◆ **Problem to solve**:
Rewrite only the lines that start at the line containing "upper-house-half-donut-chart: 자민당 100" and end at the line containing "page-title-light: 의석수 bbox=[139, 19, 207, 47]", putting "source-note" in place of "footer-source" and leaving everything else the same.

◆ **Element location data**:
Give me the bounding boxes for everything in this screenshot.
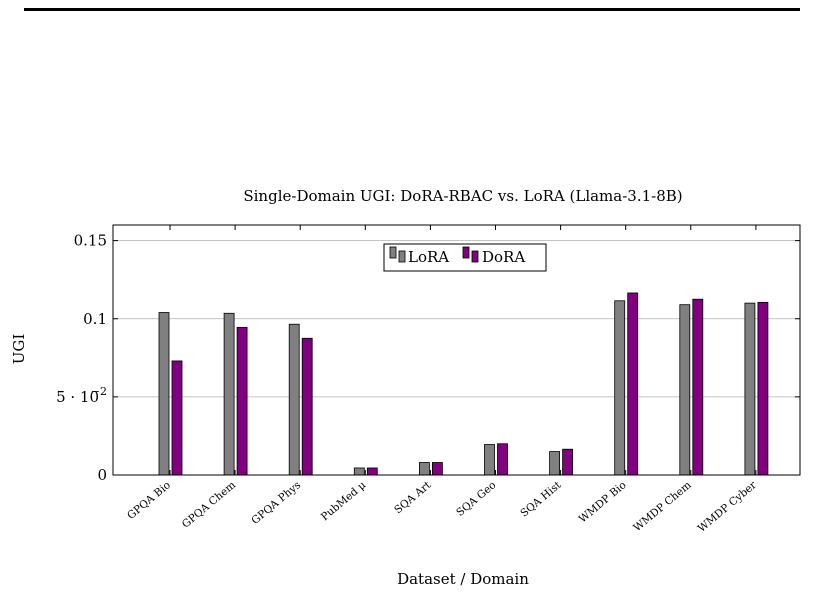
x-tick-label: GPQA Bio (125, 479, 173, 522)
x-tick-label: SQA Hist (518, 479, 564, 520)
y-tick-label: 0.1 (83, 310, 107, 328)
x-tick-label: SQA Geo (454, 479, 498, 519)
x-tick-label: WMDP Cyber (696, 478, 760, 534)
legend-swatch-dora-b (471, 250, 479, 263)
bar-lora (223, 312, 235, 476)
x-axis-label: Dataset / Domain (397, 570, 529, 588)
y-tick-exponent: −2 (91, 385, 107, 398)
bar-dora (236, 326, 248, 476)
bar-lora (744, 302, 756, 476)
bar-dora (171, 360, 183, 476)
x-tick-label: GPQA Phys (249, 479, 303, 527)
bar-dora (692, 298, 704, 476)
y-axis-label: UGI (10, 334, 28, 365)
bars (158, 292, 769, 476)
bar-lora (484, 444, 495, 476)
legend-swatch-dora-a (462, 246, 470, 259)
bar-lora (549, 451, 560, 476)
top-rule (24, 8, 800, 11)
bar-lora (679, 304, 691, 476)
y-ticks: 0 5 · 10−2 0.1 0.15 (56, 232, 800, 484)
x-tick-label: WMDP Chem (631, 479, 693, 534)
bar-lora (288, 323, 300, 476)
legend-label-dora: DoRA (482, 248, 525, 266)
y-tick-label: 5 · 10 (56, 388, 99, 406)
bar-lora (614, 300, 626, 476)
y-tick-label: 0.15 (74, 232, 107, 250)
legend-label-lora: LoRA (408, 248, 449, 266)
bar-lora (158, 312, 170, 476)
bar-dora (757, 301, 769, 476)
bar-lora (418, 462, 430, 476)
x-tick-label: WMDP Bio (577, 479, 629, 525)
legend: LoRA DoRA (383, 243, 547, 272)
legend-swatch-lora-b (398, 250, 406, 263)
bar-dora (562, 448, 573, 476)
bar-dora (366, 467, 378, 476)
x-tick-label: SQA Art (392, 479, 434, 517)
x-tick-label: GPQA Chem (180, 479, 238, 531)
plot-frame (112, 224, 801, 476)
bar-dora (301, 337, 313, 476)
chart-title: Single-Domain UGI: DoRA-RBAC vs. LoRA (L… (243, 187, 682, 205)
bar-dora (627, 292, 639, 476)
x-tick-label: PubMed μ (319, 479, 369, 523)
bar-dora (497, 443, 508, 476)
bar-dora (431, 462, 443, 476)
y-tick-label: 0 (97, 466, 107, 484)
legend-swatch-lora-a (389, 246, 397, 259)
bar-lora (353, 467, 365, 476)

==

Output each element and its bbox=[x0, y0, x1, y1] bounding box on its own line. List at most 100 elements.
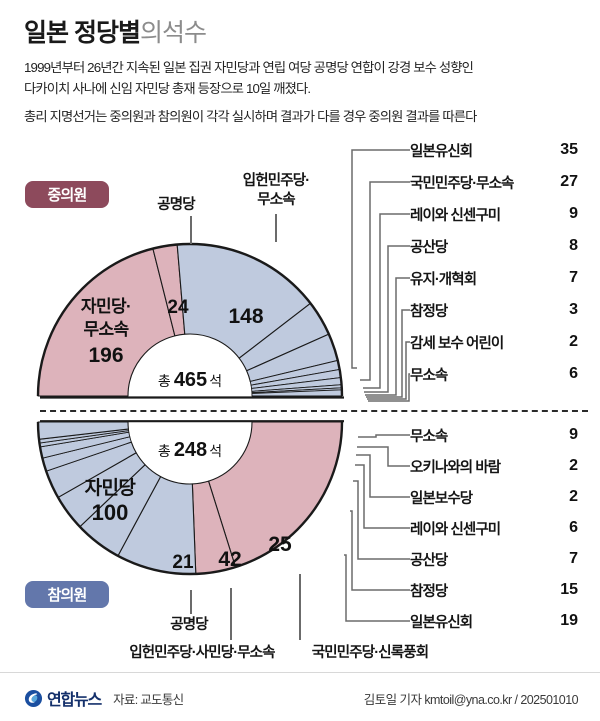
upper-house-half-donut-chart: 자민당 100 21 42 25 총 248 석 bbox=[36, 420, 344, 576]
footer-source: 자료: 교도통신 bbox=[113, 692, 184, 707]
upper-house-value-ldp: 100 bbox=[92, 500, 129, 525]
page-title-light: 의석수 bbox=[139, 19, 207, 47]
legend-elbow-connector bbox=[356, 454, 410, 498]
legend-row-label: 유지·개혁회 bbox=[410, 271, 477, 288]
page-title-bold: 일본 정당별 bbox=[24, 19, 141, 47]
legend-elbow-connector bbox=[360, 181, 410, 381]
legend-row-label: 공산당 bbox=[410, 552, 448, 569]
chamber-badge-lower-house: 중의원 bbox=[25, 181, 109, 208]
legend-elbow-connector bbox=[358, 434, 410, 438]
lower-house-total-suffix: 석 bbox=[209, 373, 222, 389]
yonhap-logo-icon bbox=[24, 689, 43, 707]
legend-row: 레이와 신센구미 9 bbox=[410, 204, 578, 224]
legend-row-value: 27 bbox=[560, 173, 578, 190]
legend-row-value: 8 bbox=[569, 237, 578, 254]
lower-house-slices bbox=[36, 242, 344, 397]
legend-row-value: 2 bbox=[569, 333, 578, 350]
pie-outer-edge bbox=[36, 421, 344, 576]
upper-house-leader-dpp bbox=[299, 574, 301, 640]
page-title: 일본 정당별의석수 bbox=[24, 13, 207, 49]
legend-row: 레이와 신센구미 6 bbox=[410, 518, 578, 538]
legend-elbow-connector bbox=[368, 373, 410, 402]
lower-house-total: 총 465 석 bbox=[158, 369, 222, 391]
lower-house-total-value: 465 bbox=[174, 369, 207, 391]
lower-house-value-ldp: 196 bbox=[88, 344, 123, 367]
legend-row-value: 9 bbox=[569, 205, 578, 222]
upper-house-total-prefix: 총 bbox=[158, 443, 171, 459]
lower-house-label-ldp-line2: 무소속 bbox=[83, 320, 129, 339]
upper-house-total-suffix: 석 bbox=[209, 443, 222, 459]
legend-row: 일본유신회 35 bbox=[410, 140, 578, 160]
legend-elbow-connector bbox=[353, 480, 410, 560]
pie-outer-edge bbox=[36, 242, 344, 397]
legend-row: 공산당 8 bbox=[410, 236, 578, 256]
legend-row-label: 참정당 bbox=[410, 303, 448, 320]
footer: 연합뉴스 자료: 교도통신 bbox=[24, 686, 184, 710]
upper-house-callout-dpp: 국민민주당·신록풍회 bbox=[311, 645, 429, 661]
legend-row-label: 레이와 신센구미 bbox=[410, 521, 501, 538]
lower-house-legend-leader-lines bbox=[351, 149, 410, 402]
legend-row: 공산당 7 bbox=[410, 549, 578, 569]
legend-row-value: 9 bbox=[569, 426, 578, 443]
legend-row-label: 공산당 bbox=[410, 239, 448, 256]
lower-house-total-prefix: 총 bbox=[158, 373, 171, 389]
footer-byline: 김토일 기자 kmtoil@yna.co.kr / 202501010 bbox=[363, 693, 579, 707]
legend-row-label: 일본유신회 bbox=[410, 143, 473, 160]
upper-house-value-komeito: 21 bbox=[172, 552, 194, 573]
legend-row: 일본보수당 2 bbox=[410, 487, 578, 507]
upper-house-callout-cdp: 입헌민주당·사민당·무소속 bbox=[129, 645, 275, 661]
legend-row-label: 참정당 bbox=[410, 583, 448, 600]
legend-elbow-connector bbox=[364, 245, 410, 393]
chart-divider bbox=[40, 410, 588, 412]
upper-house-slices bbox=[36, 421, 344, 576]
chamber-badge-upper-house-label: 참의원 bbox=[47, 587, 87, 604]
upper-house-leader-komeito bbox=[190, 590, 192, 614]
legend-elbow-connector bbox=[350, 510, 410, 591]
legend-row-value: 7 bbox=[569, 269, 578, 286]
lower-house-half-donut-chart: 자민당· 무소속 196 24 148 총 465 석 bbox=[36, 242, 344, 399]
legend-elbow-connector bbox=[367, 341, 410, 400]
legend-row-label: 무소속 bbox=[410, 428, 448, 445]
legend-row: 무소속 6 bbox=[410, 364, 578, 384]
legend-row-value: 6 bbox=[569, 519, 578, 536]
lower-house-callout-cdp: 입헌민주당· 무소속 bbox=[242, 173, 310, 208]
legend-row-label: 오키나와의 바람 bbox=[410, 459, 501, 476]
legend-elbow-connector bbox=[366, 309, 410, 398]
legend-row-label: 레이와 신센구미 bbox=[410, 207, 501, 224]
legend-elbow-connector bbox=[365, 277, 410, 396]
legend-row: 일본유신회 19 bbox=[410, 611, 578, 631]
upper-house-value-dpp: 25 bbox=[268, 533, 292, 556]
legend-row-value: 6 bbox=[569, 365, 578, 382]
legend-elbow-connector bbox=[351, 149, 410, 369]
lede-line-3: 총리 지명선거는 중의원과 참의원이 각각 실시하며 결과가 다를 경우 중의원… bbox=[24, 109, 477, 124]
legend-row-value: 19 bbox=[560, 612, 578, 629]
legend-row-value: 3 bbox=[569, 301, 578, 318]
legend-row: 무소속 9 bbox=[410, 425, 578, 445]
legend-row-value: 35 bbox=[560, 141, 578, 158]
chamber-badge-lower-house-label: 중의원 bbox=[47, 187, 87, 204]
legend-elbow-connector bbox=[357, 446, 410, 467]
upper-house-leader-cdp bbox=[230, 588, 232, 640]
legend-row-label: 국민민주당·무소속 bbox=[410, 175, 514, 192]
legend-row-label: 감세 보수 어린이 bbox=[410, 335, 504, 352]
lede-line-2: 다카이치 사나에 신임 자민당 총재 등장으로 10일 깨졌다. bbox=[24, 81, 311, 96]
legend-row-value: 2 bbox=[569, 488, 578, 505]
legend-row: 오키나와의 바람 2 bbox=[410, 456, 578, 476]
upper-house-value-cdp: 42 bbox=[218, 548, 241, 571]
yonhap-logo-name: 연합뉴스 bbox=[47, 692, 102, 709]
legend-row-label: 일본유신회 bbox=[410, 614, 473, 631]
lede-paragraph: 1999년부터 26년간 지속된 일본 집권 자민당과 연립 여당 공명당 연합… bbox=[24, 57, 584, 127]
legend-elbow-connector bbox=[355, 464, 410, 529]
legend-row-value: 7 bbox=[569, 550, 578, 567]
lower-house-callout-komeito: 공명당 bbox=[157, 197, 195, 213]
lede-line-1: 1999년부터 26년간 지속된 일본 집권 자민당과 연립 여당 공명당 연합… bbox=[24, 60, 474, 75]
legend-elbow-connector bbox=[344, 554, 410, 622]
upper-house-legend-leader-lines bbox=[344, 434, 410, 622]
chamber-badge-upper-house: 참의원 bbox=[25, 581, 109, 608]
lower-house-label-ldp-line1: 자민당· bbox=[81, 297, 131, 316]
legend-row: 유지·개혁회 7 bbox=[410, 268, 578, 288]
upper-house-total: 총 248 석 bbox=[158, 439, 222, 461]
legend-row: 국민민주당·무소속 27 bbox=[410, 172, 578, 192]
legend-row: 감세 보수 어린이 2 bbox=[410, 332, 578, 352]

◆ **Correct result**:
upper-house-half-donut-chart: 자민당 100 21 42 25 총 248 석 bbox=[36, 420, 344, 576]
source-note: 자료: 교도통신 bbox=[113, 692, 184, 707]
upper-house-value-ldp: 100 bbox=[92, 500, 129, 525]
page-title-light: 의석수 bbox=[139, 19, 207, 47]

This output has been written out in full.